**Short task:** Report all lines holding "Today".

**Records to process:**

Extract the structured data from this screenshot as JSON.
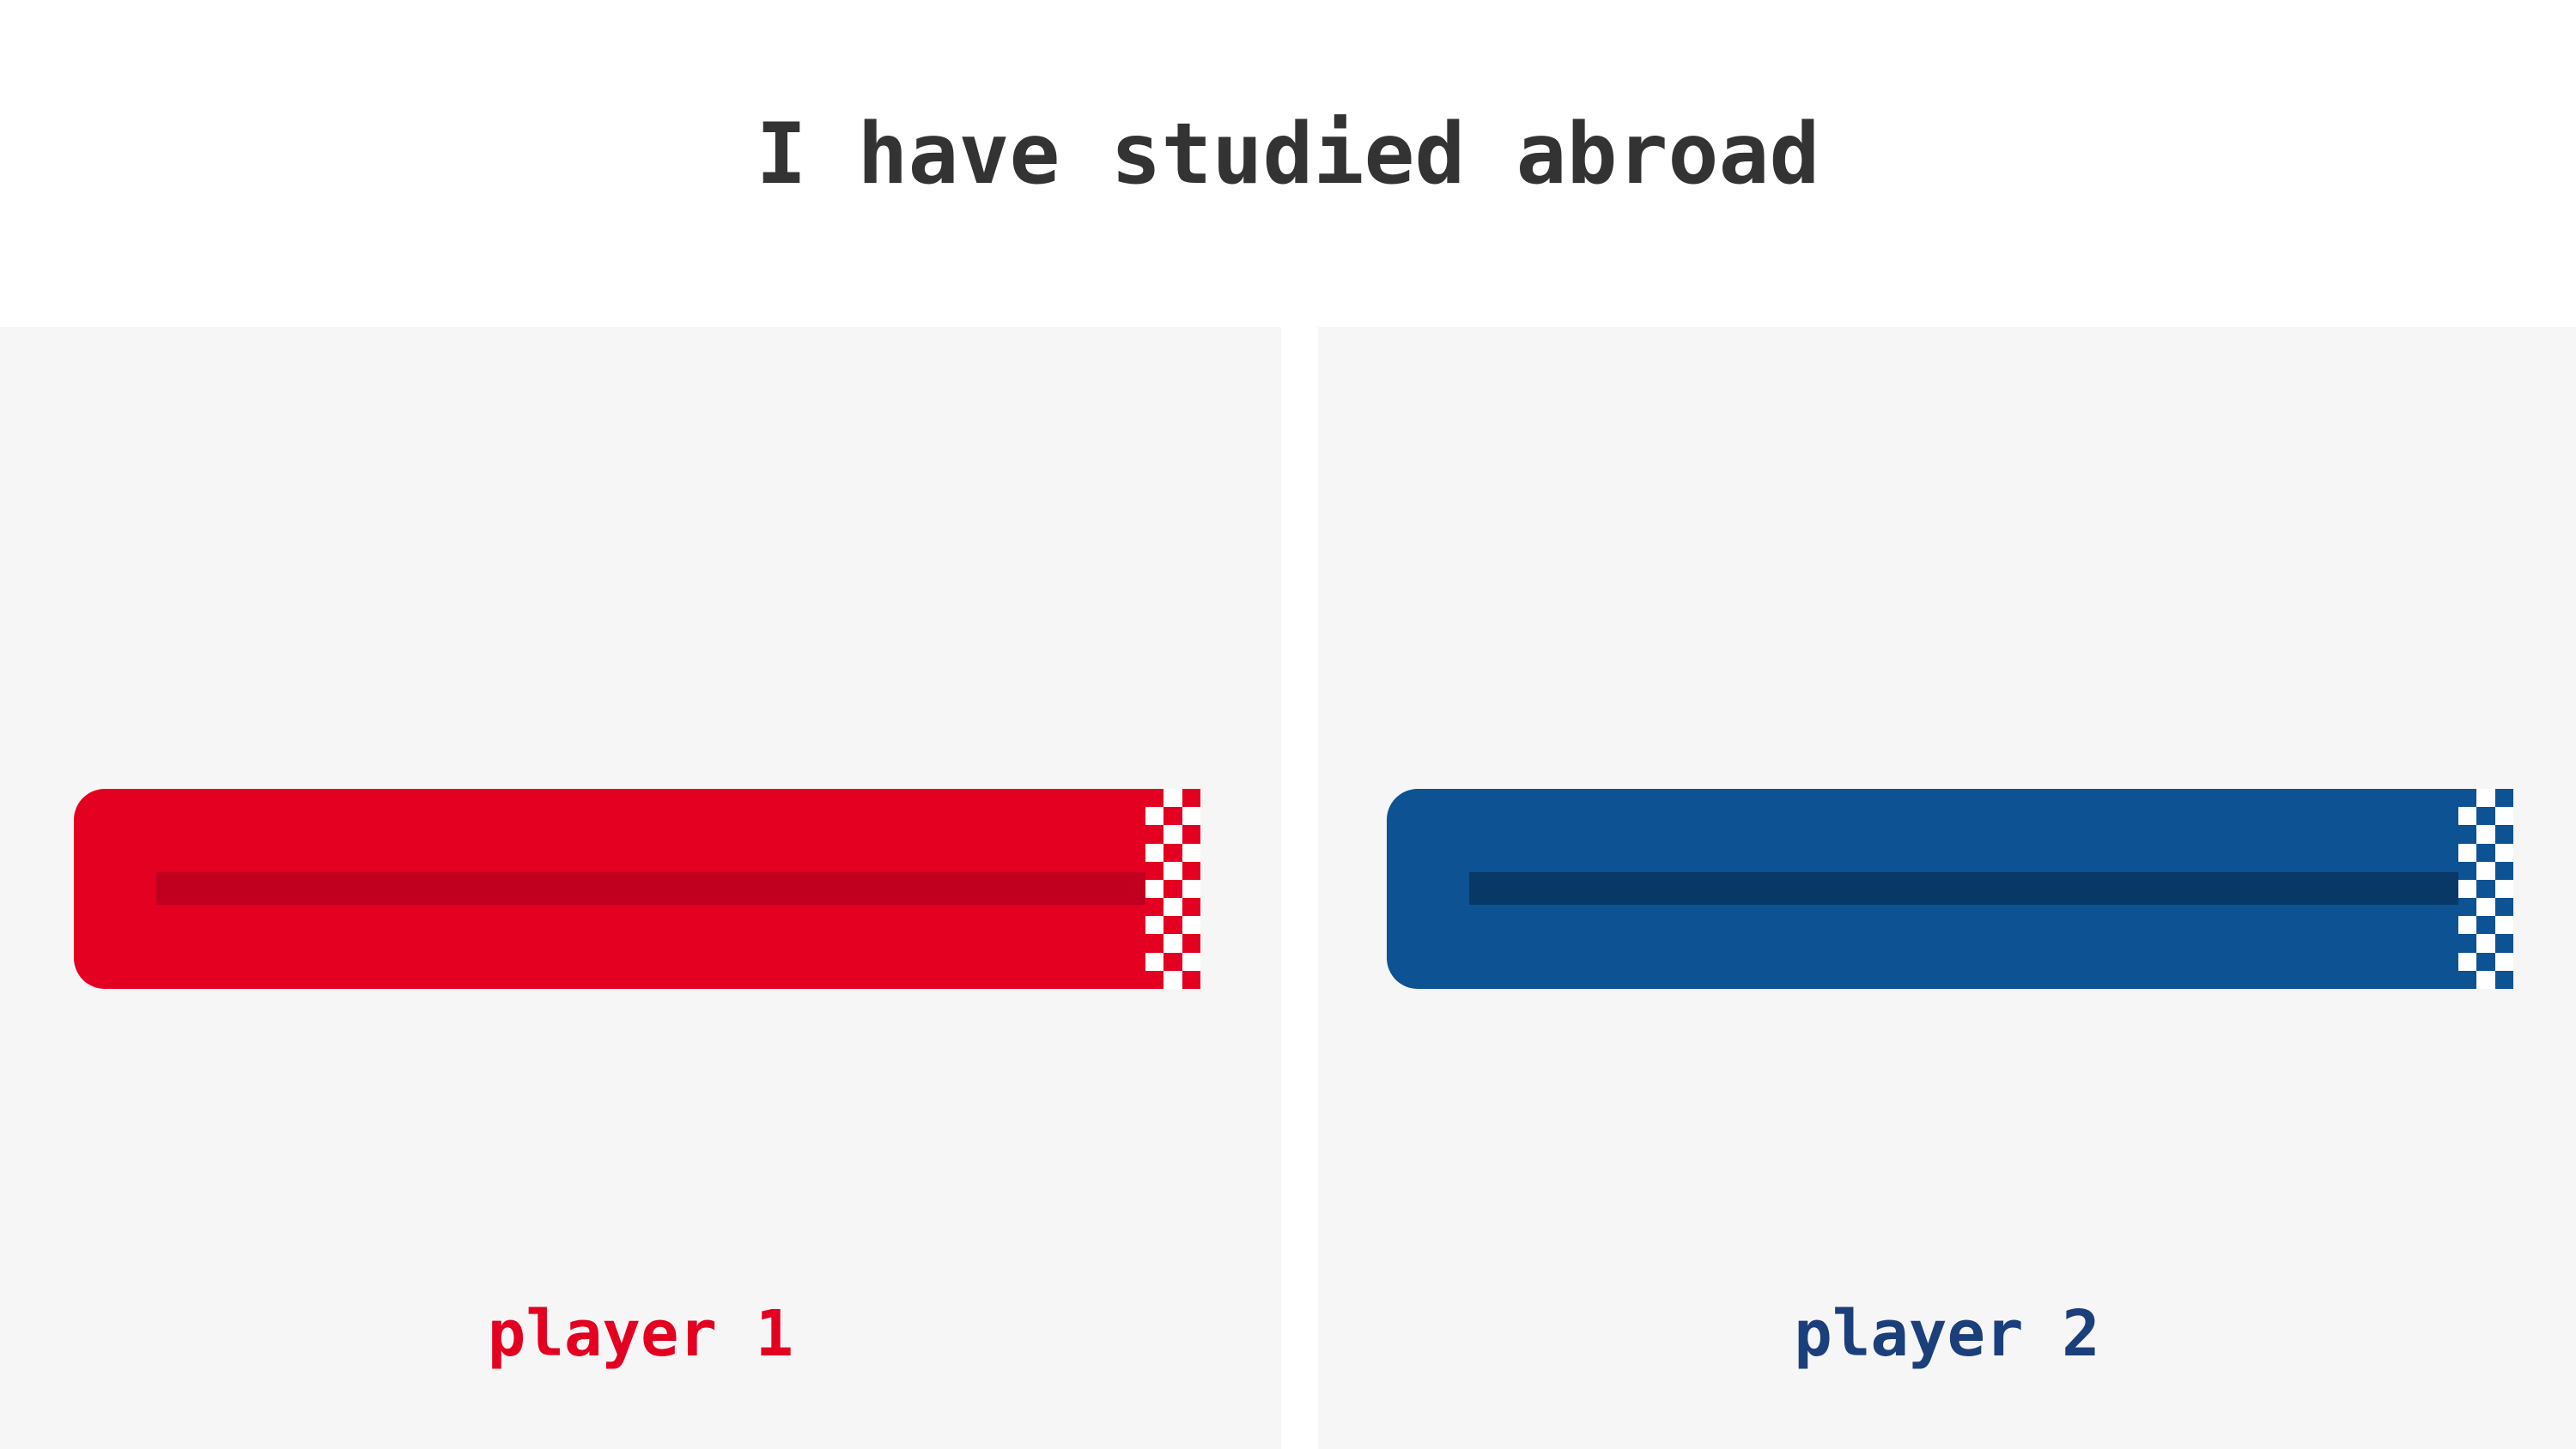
{
  "title": "I have studied abroad",
  "players": [
    {
      "label": "player 1",
      "progress": 1.0,
      "colors": {
        "track": "#e30020",
        "lane": "#c10020",
        "label": "#e30020",
        "checker": "#e30020"
      }
    },
    {
      "label": "player 2",
      "progress": 1.0,
      "colors": {
        "track": "#0d5293",
        "lane": "#083866",
        "label": "#1b3f7a",
        "checker": "#0d5293"
      }
    }
  ]
}
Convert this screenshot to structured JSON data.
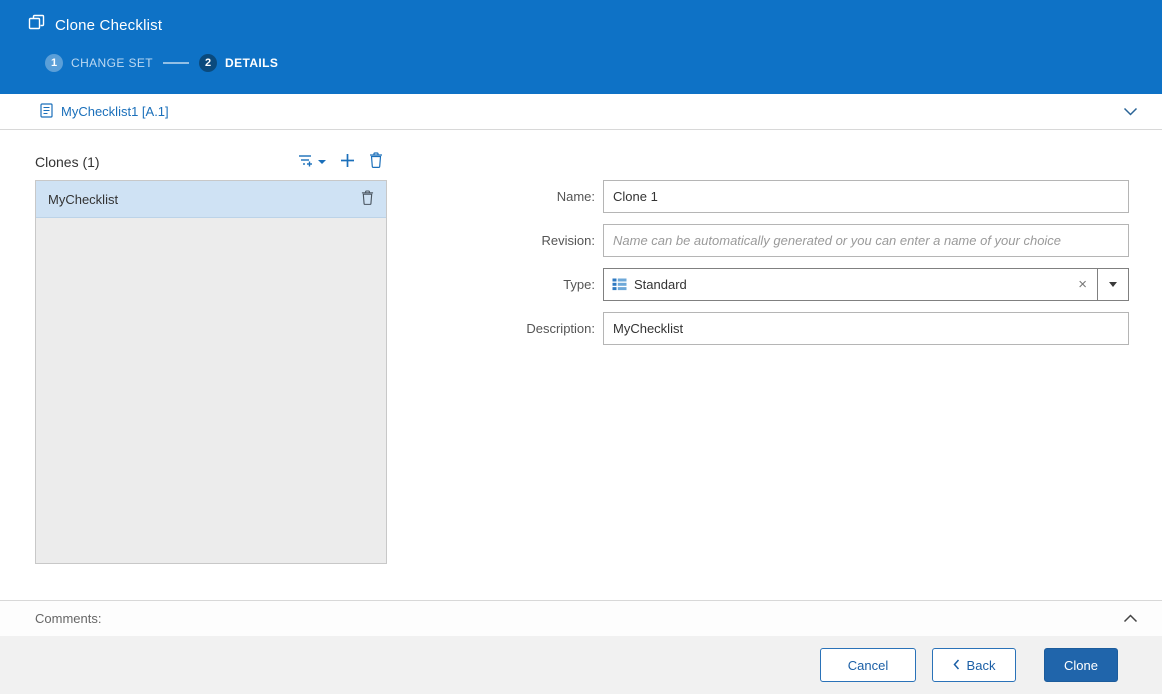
{
  "header": {
    "title": "Clone Checklist",
    "steps": [
      {
        "number": "1",
        "label": "CHANGE SET"
      },
      {
        "number": "2",
        "label": "DETAILS"
      }
    ]
  },
  "context_bar": {
    "item_label": "MyChecklist1 [A.1]"
  },
  "clones_panel": {
    "title": "Clones (1)",
    "items": [
      {
        "name": "MyChecklist",
        "selected": true
      }
    ]
  },
  "form": {
    "name": {
      "label": "Name:",
      "value": "Clone 1"
    },
    "revision": {
      "label": "Revision:",
      "placeholder": "Name can be automatically generated or you can enter a name of your choice"
    },
    "type": {
      "label": "Type:",
      "value": "Standard",
      "clear_glyph": "×"
    },
    "description": {
      "label": "Description:",
      "value": "MyChecklist"
    }
  },
  "comments": {
    "label": "Comments:"
  },
  "footer": {
    "cancel_label": "Cancel",
    "back_label": "Back",
    "clone_label": "Clone"
  },
  "icons": {
    "clone": "overlapping-squares",
    "checklist": "document-list",
    "filter_add": "filter-plus",
    "add": "plus",
    "delete": "trash",
    "type": "table-grid",
    "collapse": "chevron-up",
    "expand": "chevron-down",
    "back": "chevron-left"
  },
  "colors": {
    "header_blue": "#0e72c6",
    "step_active_circle": "#0a4a7d",
    "link_blue": "#1a6fba",
    "selected_row": "#cfe2f4",
    "primary_button": "#2065ab",
    "button_border": "#2a72b8"
  }
}
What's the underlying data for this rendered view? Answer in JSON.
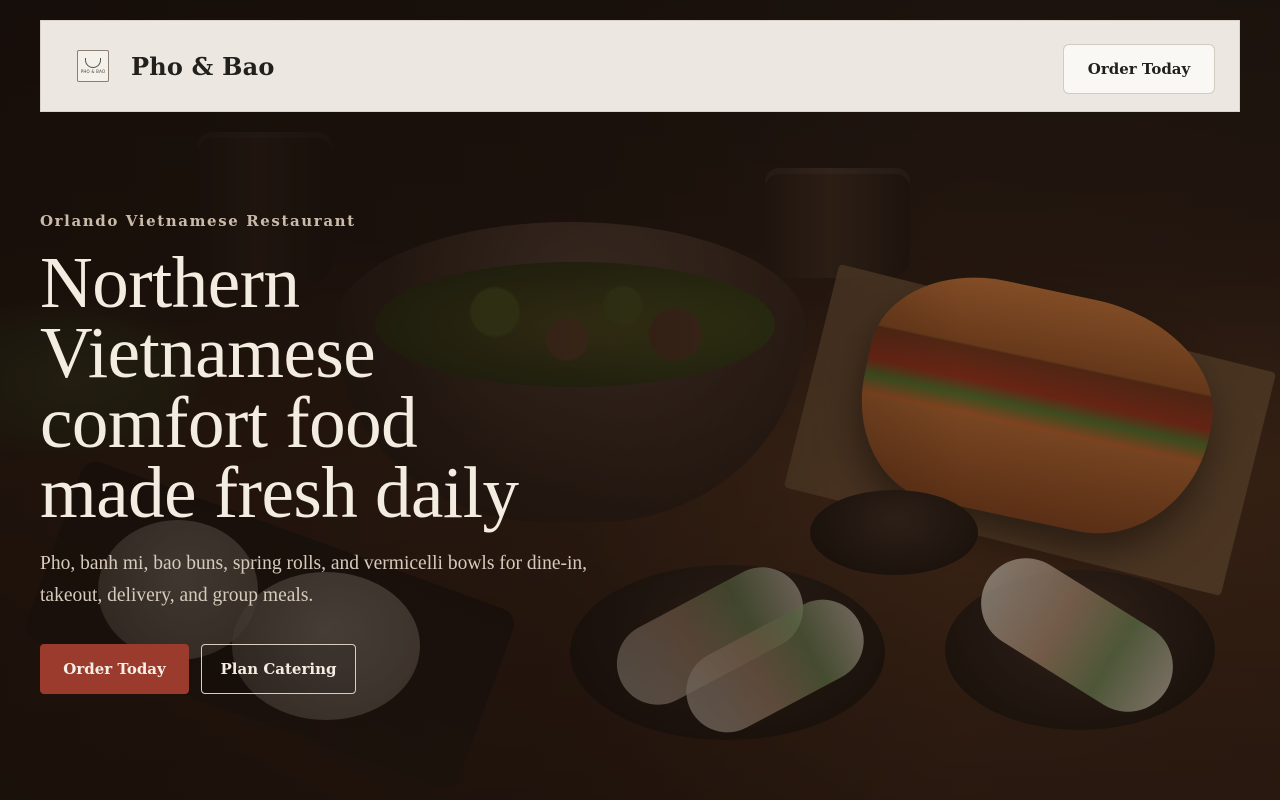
{
  "header": {
    "logo_text": "PHO & BAO",
    "brand_name": "Pho & Bao",
    "cta_label": "Order Today"
  },
  "hero": {
    "eyebrow": "Orlando Vietnamese Restaurant",
    "headline_lines": [
      "Northern",
      "Vietnamese",
      "comfort food",
      "made fresh daily"
    ],
    "subtext": "Pho, banh mi, bao buns, spring rolls, and vermicelli bowls for dine-in, takeout, delivery, and group meals.",
    "primary_cta": "Order Today",
    "secondary_cta": "Plan Catering"
  },
  "colors": {
    "accent": "#9a3b2d",
    "header_bg": "#ece8e1",
    "headline": "#f3ece1"
  }
}
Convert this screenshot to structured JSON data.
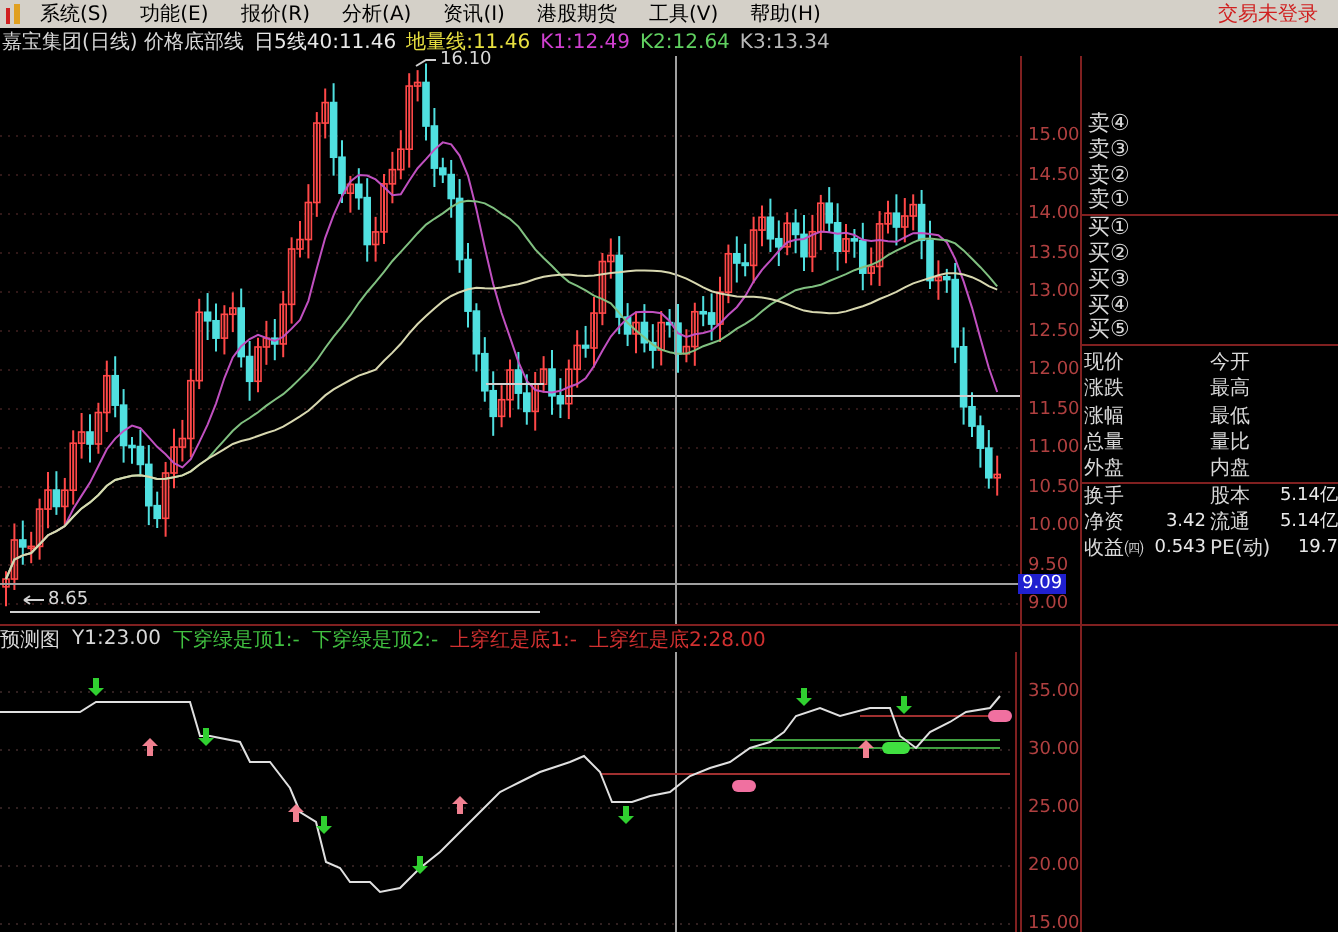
{
  "menu_bar": {
    "items": [
      "系统(S)",
      "功能(E)",
      "报价(R)",
      "分析(A)",
      "资讯(I)",
      "港股期货",
      "工具(V)",
      "帮助(H)"
    ],
    "login_status": "交易未登录"
  },
  "info_bar": [
    {
      "text": "嘉宝集团(日线) 价格底部线",
      "color": "#d8d8d8"
    },
    {
      "text": "日5线40:11.46",
      "color": "#e8e8e8"
    },
    {
      "text": "地量线:11.46",
      "color": "#e8e040"
    },
    {
      "text": "K1:12.49",
      "color": "#d040d0"
    },
    {
      "text": "K2:12.64",
      "color": "#60d060"
    },
    {
      "text": "K3:13.34",
      "color": "#b8b8b8"
    }
  ],
  "price_chart": {
    "high_label": "16.10",
    "low_label": "8.65",
    "axis_ticks": [
      "15.00",
      "14.50",
      "14.00",
      "13.50",
      "13.00",
      "12.50",
      "12.00",
      "11.50",
      "11.00",
      "10.50",
      "10.00",
      "9.50",
      "9.00"
    ],
    "cursor_price": "9.09"
  },
  "order_book": {
    "sell": [
      "卖④",
      "卖③",
      "卖②",
      "卖①"
    ],
    "buy": [
      "买①",
      "买②",
      "买③",
      "买④",
      "买⑤"
    ]
  },
  "quote_rows": [
    [
      {
        "label": "现价"
      },
      {
        "label": "今开"
      }
    ],
    [
      {
        "label": "涨跌"
      },
      {
        "label": "最高"
      }
    ],
    [
      {
        "label": "涨幅"
      },
      {
        "label": "最低"
      }
    ],
    [
      {
        "label": "总量"
      },
      {
        "label": "量比"
      }
    ],
    [
      {
        "label": "外盘"
      },
      {
        "label": "内盘"
      }
    ],
    [
      {
        "label": "换手"
      },
      {
        "label": "股本",
        "value": "5.14亿"
      }
    ],
    [
      {
        "label": "净资",
        "value": "3.42"
      },
      {
        "label": "流通",
        "value": "5.14亿"
      }
    ],
    [
      {
        "label": "收益㈣",
        "value": "0.543"
      },
      {
        "label": "PE(动)",
        "value": "19.7"
      }
    ]
  ],
  "indicator": {
    "title": "预测图",
    "fields": [
      {
        "text": "Y1:23.00",
        "color": "#d8d8d8"
      },
      {
        "text": "下穿绿是顶1:-",
        "color": "#40c040"
      },
      {
        "text": "下穿绿是顶2:-",
        "color": "#40c040"
      },
      {
        "text": "上穿红是底1:-",
        "color": "#d03030"
      },
      {
        "text": "上穿红是底2:28.00",
        "color": "#d03030"
      }
    ],
    "axis_ticks": [
      "35.00",
      "30.00",
      "25.00",
      "20.00",
      "15.00"
    ]
  }
}
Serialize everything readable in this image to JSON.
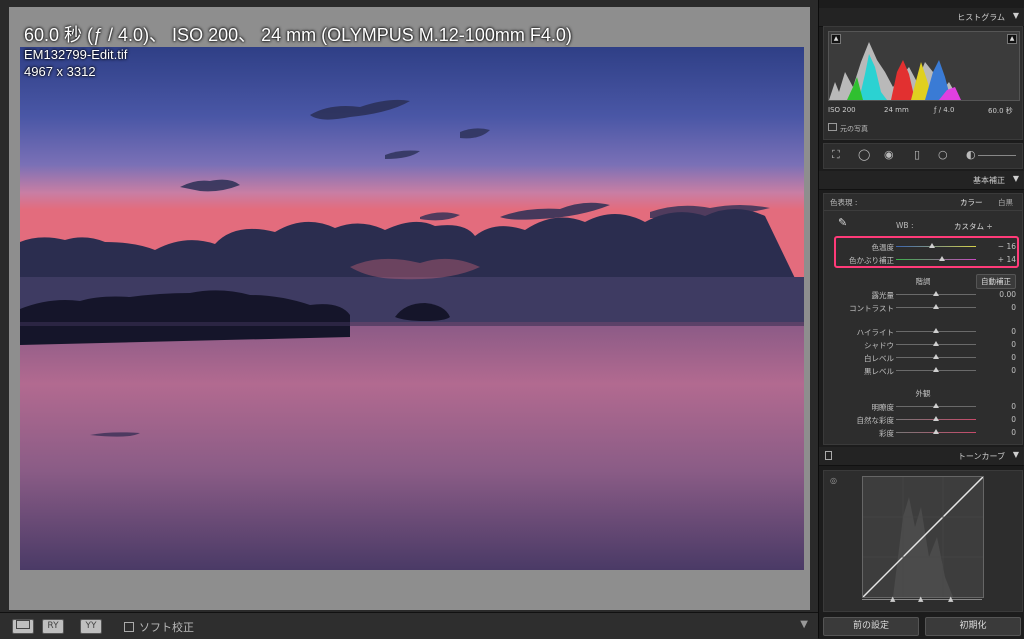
{
  "photo_info": {
    "exposure_line": "60.0 秒 (ƒ / 4.0)、 ISO 200、 24 mm (OLYMPUS M.12-100mm F4.0)",
    "filename": "EM132799-Edit.tif",
    "dimensions": "4967 x 3312"
  },
  "toolbar": {
    "view_ry": "RY",
    "view_yy": "YY",
    "soft_proof_label": "ソフト校正"
  },
  "histogram": {
    "title": "ヒストグラム",
    "iso": "ISO 200",
    "focal": "24 mm",
    "aperture": "ƒ / 4.0",
    "shutter": "60.0 秒",
    "original_photo_label": "元の写真"
  },
  "basic": {
    "title": "基本補正",
    "treatment_label": "色表現 :",
    "treatment_color": "カラー",
    "treatment_bw": "白黒",
    "wb_label": "WB :",
    "wb_value": "カスタム ÷",
    "temp_label": "色温度",
    "temp_value": "− 16",
    "temp_level": 0.45,
    "tint_label": "色かぶり補正",
    "tint_value": "+ 14",
    "tint_level": 0.57,
    "tone_label": "階調",
    "auto_label": "自動補正",
    "exposure_label": "露光量",
    "exposure_value": "0.00",
    "contrast_label": "コントラスト",
    "contrast_value": "0",
    "highlights_label": "ハイライト",
    "highlights_value": "0",
    "shadows_label": "シャドウ",
    "shadows_value": "0",
    "whites_label": "白レベル",
    "whites_value": "0",
    "blacks_label": "黒レベル",
    "blacks_value": "0",
    "presence_label": "外観",
    "clarity_label": "明瞭度",
    "clarity_value": "0",
    "vibrance_label": "自然な彩度",
    "vibrance_value": "0",
    "saturation_label": "彩度",
    "saturation_value": "0"
  },
  "tone_curve": {
    "title": "トーンカーブ"
  },
  "buttons": {
    "previous": "前の設定",
    "reset": "初期化"
  },
  "colors": {
    "highlight_box": "#ff3a78",
    "panel_bg": "#2d2d2d"
  }
}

**In response:**
    "cta_label": "Order Today"
    "primary_cta": "Order Today",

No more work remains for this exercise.